(begin)

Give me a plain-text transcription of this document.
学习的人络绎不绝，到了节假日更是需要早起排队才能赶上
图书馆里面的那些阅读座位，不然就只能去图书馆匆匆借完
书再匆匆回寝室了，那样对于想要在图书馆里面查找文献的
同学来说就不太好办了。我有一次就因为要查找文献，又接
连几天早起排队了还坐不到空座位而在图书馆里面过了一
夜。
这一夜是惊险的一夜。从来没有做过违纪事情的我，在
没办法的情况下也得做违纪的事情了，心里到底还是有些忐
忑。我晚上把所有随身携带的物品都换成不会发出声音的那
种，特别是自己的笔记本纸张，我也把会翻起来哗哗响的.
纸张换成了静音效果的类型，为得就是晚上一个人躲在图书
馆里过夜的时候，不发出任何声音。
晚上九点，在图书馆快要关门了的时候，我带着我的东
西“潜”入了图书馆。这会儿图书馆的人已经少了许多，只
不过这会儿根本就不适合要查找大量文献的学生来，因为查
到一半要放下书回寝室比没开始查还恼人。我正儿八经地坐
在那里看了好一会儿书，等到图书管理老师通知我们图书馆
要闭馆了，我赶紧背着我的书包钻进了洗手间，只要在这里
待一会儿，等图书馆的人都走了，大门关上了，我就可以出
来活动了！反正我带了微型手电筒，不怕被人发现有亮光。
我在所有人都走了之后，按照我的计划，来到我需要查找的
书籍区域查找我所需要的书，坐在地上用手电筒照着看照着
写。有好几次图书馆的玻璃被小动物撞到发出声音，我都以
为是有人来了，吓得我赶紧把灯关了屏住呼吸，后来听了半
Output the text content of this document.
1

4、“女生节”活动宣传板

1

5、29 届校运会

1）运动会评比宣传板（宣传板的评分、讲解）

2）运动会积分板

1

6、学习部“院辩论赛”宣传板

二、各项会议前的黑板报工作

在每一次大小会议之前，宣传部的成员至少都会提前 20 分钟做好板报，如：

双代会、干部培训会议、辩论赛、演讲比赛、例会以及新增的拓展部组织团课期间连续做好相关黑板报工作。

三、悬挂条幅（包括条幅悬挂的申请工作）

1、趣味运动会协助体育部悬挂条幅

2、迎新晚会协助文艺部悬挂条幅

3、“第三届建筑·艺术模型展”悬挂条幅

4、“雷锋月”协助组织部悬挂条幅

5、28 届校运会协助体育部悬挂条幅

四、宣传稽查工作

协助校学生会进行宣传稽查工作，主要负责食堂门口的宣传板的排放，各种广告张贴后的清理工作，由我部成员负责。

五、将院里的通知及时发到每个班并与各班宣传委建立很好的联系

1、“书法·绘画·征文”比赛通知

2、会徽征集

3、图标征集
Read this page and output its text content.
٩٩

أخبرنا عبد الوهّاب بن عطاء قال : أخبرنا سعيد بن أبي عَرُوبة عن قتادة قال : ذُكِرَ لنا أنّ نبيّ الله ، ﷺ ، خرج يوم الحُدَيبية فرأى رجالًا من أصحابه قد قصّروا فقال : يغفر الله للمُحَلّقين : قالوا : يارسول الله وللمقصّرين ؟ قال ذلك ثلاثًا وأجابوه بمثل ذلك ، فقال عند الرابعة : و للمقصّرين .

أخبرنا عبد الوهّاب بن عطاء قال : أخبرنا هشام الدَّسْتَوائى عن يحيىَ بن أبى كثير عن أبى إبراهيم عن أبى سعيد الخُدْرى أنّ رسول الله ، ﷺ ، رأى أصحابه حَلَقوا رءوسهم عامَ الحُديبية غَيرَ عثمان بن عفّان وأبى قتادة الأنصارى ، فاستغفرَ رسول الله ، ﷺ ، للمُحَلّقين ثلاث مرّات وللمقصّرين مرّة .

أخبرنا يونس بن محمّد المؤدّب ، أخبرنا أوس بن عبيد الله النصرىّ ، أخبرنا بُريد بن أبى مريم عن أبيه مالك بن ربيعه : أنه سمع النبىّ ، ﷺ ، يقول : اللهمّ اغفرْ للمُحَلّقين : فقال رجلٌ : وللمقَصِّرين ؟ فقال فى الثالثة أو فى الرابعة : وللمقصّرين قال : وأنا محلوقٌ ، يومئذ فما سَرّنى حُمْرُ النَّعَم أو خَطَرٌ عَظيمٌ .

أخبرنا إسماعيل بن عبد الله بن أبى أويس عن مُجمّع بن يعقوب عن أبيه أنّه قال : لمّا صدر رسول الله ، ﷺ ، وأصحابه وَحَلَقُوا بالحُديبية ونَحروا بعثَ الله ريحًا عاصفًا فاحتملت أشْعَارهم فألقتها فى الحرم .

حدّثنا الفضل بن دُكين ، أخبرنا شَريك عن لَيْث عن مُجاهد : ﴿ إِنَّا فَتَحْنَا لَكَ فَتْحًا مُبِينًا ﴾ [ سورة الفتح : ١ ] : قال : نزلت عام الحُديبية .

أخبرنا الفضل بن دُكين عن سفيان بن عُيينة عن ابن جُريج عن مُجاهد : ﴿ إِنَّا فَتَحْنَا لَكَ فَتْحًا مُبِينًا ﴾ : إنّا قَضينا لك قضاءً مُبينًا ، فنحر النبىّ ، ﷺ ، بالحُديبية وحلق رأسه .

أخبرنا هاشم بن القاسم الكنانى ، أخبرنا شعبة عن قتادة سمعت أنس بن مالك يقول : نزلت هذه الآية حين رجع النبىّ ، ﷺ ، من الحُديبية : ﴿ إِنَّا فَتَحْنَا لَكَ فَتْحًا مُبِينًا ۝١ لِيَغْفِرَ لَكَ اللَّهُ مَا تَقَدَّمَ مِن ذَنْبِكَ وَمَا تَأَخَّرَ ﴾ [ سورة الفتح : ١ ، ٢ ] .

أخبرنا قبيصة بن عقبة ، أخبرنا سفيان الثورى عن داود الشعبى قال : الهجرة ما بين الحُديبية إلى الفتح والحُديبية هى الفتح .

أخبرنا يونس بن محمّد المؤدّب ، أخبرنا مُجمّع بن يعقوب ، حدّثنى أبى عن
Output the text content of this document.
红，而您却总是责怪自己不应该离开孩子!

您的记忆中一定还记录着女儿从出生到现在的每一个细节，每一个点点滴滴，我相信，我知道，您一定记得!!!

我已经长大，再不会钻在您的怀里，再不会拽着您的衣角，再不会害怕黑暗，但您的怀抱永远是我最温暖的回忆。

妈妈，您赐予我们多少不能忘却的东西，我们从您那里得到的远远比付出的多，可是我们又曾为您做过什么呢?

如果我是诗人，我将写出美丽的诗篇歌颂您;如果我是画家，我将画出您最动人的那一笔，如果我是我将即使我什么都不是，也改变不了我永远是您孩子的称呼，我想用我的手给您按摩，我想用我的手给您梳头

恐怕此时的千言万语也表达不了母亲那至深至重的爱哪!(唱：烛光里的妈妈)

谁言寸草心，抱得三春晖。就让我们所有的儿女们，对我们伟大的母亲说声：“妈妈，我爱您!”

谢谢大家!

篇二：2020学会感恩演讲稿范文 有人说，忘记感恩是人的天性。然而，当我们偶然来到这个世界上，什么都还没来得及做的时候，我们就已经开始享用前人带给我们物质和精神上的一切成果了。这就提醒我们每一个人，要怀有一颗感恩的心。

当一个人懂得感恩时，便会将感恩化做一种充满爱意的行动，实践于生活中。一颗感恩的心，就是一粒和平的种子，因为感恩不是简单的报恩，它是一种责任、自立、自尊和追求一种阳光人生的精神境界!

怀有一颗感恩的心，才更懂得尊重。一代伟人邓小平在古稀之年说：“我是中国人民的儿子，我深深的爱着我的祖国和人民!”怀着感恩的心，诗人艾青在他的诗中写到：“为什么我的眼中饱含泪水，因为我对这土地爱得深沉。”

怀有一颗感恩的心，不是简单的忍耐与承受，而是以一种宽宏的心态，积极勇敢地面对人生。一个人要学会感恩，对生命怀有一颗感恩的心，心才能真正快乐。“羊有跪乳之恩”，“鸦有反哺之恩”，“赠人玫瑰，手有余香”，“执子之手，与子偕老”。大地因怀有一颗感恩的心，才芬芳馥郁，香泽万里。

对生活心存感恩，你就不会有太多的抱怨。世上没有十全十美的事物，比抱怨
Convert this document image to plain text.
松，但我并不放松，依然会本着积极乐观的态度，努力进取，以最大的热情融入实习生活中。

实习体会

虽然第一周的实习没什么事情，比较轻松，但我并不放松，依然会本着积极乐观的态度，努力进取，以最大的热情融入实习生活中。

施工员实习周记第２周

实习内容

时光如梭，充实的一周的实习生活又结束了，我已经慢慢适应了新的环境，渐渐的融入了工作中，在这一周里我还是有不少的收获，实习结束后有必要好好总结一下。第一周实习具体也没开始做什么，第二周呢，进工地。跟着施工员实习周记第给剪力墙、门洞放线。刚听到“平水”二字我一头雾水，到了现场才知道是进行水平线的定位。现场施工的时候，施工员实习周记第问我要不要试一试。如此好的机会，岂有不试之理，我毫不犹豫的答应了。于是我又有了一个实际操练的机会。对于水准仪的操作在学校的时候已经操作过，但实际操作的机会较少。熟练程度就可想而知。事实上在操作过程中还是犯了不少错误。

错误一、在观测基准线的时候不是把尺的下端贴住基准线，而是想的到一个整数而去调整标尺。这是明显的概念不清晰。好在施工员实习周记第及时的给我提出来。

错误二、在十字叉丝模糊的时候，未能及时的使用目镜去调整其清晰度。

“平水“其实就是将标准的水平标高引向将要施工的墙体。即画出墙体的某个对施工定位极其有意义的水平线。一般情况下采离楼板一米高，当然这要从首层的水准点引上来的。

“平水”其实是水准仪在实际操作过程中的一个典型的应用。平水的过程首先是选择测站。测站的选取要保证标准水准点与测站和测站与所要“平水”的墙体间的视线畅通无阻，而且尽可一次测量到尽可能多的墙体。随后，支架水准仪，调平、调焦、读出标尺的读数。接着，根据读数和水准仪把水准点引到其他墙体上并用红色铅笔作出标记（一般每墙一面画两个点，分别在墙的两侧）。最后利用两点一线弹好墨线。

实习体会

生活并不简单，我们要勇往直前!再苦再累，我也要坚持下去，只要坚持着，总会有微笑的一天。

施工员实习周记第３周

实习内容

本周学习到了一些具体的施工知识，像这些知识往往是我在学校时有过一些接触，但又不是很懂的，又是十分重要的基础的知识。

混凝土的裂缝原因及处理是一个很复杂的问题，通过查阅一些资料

(end)

* **Directions for this task**:
In the entries above, find the line containing "Convert this document image to plain text.". Set down that line and every line after it through the last one, exactly and alone.

* **Correct answer**:
Convert this document image to plain text.
松，但我并不放松，依然会本着积极乐观的态度，努力进取，以最大的热情融入实习生活中。

实习体会

虽然第一周的实习没什么事情，比较轻松，但我并不放松，依然会本着积极乐观的态度，努力进取，以最大的热情融入实习生活中。

施工员实习周记第２周

实习内容

时光如梭，充实的一周的实习生活又结束了，我已经慢慢适应了新的环境，渐渐的融入了工作中，在这一周里我还是有不少的收获，实习结束后有必要好好总结一下。第一周实习具体也没开始做什么，第二周呢，进工地。跟着施工员实习周记第给剪力墙、门洞放线。刚听到“平水”二字我一头雾水，到了现场才知道是进行水平线的定位。现场施工的时候，施工员实习周记第问我要不要试一试。如此好的机会，岂有不试之理，我毫不犹豫的答应了。于是我又有了一个实际操练的机会。对于水准仪的操作在学校的时候已经操作过，但实际操作的机会较少。熟练程度就可想而知。事实上在操作过程中还是犯了不少错误。

错误一、在观测基准线的时候不是把尺的下端贴住基准线，而是想的到一个整数而去调整标尺。这是明显的概念不清晰。好在施工员实习周记第及时的给我提出来。

错误二、在十字叉丝模糊的时候，未能及时的使用目镜去调整其清晰度。

“平水“其实就是将标准的水平标高引向将要施工的墙体。即画出墙体的某个对施工定位极其有意义的水平线。一般情况下采离楼板一米高，当然这要从首层的水准点引上来的。

“平水”其实是水准仪在实际操作过程中的一个典型的应用。平水的过程首先是选择测站。测站的选取要保证标准水准点与测站和测站与所要“平水”的墙体间的视线畅通无阻，而且尽可一次测量到尽可能多的墙体。随后，支架水准仪，调平、调焦、读出标尺的读数。接着，根据读数和水准仪把水准点引到其他墙体上并用红色铅笔作出标记（一般每墙一面画两个点，分别在墙的两侧）。最后利用两点一线弹好墨线。

实习体会

生活并不简单，我们要勇往直前!再苦再累，我也要坚持下去，只要坚持着，总会有微笑的一天。

施工员实习周记第３周

实习内容

本周学习到了一些具体的施工知识，像这些知识往往是我在学校时有过一些接触，但又不是很懂的，又是十分重要的基础的知识。

混凝土的裂缝原因及处理是一个很复杂的问题，通过查阅一些资料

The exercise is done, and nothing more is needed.